─── Exercise data

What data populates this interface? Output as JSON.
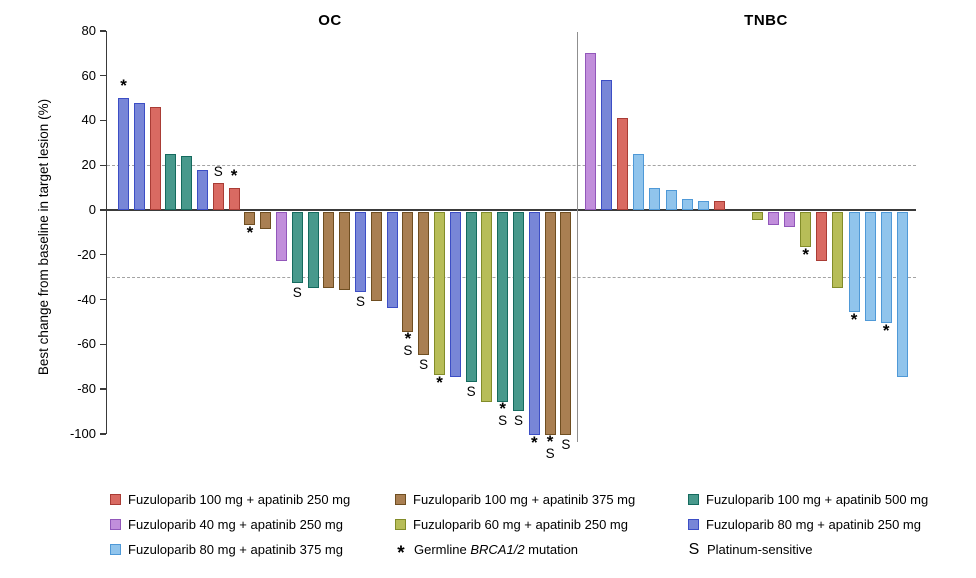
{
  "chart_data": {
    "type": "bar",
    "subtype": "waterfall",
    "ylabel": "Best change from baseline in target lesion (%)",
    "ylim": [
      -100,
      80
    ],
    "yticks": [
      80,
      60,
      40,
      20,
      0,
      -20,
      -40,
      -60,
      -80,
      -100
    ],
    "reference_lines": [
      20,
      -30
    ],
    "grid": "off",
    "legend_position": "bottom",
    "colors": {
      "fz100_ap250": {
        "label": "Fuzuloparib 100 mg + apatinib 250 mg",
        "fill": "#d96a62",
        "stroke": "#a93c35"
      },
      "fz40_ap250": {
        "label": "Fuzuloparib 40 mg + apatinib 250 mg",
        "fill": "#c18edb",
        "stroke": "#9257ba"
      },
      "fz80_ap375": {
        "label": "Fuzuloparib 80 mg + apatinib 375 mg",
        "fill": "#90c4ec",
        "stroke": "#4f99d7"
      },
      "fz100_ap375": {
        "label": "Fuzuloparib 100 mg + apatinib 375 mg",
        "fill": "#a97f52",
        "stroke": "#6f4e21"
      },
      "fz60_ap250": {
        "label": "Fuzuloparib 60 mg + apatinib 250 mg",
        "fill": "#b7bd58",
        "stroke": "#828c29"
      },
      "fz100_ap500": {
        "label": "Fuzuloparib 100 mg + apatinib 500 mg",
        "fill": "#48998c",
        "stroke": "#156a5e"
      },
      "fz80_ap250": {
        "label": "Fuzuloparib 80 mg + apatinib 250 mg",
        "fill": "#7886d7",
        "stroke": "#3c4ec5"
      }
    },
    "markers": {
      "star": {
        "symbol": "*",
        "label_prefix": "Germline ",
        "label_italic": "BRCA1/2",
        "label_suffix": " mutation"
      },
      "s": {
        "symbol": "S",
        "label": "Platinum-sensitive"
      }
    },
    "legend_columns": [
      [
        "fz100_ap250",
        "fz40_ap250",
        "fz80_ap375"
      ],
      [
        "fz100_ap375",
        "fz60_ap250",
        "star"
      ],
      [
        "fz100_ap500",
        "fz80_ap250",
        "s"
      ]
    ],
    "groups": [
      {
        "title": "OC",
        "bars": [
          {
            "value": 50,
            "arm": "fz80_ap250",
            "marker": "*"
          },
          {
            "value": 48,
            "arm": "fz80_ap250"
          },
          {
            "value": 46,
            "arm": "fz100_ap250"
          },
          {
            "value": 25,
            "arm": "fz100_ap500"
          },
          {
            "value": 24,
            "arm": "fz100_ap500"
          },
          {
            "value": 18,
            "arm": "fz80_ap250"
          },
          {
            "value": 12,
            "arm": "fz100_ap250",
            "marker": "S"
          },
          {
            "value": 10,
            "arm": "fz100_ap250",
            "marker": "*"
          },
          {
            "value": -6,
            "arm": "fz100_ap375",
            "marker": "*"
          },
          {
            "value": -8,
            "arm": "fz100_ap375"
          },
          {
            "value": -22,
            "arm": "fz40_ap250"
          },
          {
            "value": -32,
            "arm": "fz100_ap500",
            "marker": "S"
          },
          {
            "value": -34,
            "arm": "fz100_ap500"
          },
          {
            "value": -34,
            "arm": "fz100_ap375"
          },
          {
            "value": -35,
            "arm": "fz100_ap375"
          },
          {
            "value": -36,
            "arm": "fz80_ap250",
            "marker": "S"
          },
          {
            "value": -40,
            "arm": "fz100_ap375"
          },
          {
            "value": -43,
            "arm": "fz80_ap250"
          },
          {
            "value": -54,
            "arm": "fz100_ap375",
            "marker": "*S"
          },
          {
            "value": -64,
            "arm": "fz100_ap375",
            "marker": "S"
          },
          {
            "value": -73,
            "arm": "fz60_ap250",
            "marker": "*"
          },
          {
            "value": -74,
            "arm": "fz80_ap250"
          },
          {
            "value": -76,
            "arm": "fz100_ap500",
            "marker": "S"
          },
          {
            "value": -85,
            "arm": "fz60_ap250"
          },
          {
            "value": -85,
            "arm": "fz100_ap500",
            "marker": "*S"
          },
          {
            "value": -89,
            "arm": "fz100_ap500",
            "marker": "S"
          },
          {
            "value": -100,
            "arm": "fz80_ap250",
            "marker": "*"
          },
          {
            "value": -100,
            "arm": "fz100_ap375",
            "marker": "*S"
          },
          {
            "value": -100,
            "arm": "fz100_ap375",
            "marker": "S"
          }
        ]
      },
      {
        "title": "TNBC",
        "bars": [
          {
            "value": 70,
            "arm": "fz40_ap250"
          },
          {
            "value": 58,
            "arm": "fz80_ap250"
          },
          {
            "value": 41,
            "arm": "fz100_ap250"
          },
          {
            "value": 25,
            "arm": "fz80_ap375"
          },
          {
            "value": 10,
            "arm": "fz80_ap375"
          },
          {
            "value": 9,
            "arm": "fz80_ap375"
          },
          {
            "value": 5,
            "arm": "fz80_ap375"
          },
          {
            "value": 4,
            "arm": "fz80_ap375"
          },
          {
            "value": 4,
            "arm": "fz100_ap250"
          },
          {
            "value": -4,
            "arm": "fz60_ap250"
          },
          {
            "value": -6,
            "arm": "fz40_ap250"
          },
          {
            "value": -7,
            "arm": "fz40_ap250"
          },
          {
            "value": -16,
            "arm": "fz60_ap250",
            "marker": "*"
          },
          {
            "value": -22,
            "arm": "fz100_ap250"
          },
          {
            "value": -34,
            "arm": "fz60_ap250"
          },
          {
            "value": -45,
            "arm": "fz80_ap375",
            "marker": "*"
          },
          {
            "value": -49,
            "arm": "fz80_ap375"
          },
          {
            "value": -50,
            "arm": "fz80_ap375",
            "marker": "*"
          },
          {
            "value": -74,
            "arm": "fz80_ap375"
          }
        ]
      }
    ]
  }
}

──────

**Exercise**
Leave out the pictures and restate everything else word for word.

**Complete answer**
What data populates this interface? Output as JSON.
{
  "chart_data": {
    "type": "bar",
    "subtype": "waterfall",
    "ylabel": "Best change from baseline in target lesion (%)",
    "ylim": [
      -100,
      80
    ],
    "yticks": [
      80,
      60,
      40,
      20,
      0,
      -20,
      -40,
      -60,
      -80,
      -100
    ],
    "reference_lines": [
      20,
      -30
    ],
    "grid": "off",
    "legend_position": "bottom",
    "colors": {
      "fz100_ap250": {
        "label": "Fuzuloparib 100 mg + apatinib 250 mg",
        "fill": "#d96a62",
        "stroke": "#a93c35"
      },
      "fz40_ap250": {
        "label": "Fuzuloparib 40 mg + apatinib 250 mg",
        "fill": "#c18edb",
        "stroke": "#9257ba"
      },
      "fz80_ap375": {
        "label": "Fuzuloparib 80 mg + apatinib 375 mg",
        "fill": "#90c4ec",
        "stroke": "#4f99d7"
      },
      "fz100_ap375": {
        "label": "Fuzuloparib 100 mg + apatinib 375 mg",
        "fill": "#a97f52",
        "stroke": "#6f4e21"
      },
      "fz60_ap250": {
        "label": "Fuzuloparib 60 mg + apatinib 250 mg",
        "fill": "#b7bd58",
        "stroke": "#828c29"
      },
      "fz100_ap500": {
        "label": "Fuzuloparib 100 mg + apatinib 500 mg",
        "fill": "#48998c",
        "stroke": "#156a5e"
      },
      "fz80_ap250": {
        "label": "Fuzuloparib 80 mg + apatinib 250 mg",
        "fill": "#7886d7",
        "stroke": "#3c4ec5"
      }
    },
    "markers": {
      "star": {
        "symbol": "*",
        "label_prefix": "Germline ",
        "label_italic": "BRCA1/2",
        "label_suffix": " mutation"
      },
      "s": {
        "symbol": "S",
        "label": "Platinum-sensitive"
      }
    },
    "legend_columns": [
      [
        "fz100_ap250",
        "fz40_ap250",
        "fz80_ap375"
      ],
      [
        "fz100_ap375",
        "fz60_ap250",
        "star"
      ],
      [
        "fz100_ap500",
        "fz80_ap250",
        "s"
      ]
    ],
    "groups": [
      {
        "title": "OC",
        "bars": [
          {
            "value": 50,
            "arm": "fz80_ap250",
            "marker": "*"
          },
          {
            "value": 48,
            "arm": "fz80_ap250"
          },
          {
            "value": 46,
            "arm": "fz100_ap250"
          },
          {
            "value": 25,
            "arm": "fz100_ap500"
          },
          {
            "value": 24,
            "arm": "fz100_ap500"
          },
          {
            "value": 18,
            "arm": "fz80_ap250"
          },
          {
            "value": 12,
            "arm": "fz100_ap250",
            "marker": "S"
          },
          {
            "value": 10,
            "arm": "fz100_ap250",
            "marker": "*"
          },
          {
            "value": -6,
            "arm": "fz100_ap375",
            "marker": "*"
          },
          {
            "value": -8,
            "arm": "fz100_ap375"
          },
          {
            "value": -22,
            "arm": "fz40_ap250"
          },
          {
            "value": -32,
            "arm": "fz100_ap500",
            "marker": "S"
          },
          {
            "value": -34,
            "arm": "fz100_ap500"
          },
          {
            "value": -34,
            "arm": "fz100_ap375"
          },
          {
            "value": -35,
            "arm": "fz100_ap375"
          },
          {
            "value": -36,
            "arm": "fz80_ap250",
            "marker": "S"
          },
          {
            "value": -40,
            "arm": "fz100_ap375"
          },
          {
            "value": -43,
            "arm": "fz80_ap250"
          },
          {
            "value": -54,
            "arm": "fz100_ap375",
            "marker": "*S"
          },
          {
            "value": -64,
            "arm": "fz100_ap375",
            "marker": "S"
          },
          {
            "value": -73,
            "arm": "fz60_ap250",
            "marker": "*"
          },
          {
            "value": -74,
            "arm": "fz80_ap250"
          },
          {
            "value": -76,
            "arm": "fz100_ap500",
            "marker": "S"
          },
          {
            "value": -85,
            "arm": "fz60_ap250"
          },
          {
            "value": -85,
            "arm": "fz100_ap500",
            "marker": "*S"
          },
          {
            "value": -89,
            "arm": "fz100_ap500",
            "marker": "S"
          },
          {
            "value": -100,
            "arm": "fz80_ap250",
            "marker": "*"
          },
          {
            "value": -100,
            "arm": "fz100_ap375",
            "marker": "*S"
          },
          {
            "value": -100,
            "arm": "fz100_ap375",
            "marker": "S"
          }
        ]
      },
      {
        "title": "TNBC",
        "bars": [
          {
            "value": 70,
            "arm": "fz40_ap250"
          },
          {
            "value": 58,
            "arm": "fz80_ap250"
          },
          {
            "value": 41,
            "arm": "fz100_ap250"
          },
          {
            "value": 25,
            "arm": "fz80_ap375"
          },
          {
            "value": 10,
            "arm": "fz80_ap375"
          },
          {
            "value": 9,
            "arm": "fz80_ap375"
          },
          {
            "value": 5,
            "arm": "fz80_ap375"
          },
          {
            "value": 4,
            "arm": "fz80_ap375"
          },
          {
            "value": 4,
            "arm": "fz100_ap250"
          },
          {
            "value": -4,
            "arm": "fz60_ap250"
          },
          {
            "value": -6,
            "arm": "fz40_ap250"
          },
          {
            "value": -7,
            "arm": "fz40_ap250"
          },
          {
            "value": -16,
            "arm": "fz60_ap250",
            "marker": "*"
          },
          {
            "value": -22,
            "arm": "fz100_ap250"
          },
          {
            "value": -34,
            "arm": "fz60_ap250"
          },
          {
            "value": -45,
            "arm": "fz80_ap375",
            "marker": "*"
          },
          {
            "value": -49,
            "arm": "fz80_ap375"
          },
          {
            "value": -50,
            "arm": "fz80_ap375",
            "marker": "*"
          },
          {
            "value": -74,
            "arm": "fz80_ap375"
          }
        ]
      }
    ]
  }
}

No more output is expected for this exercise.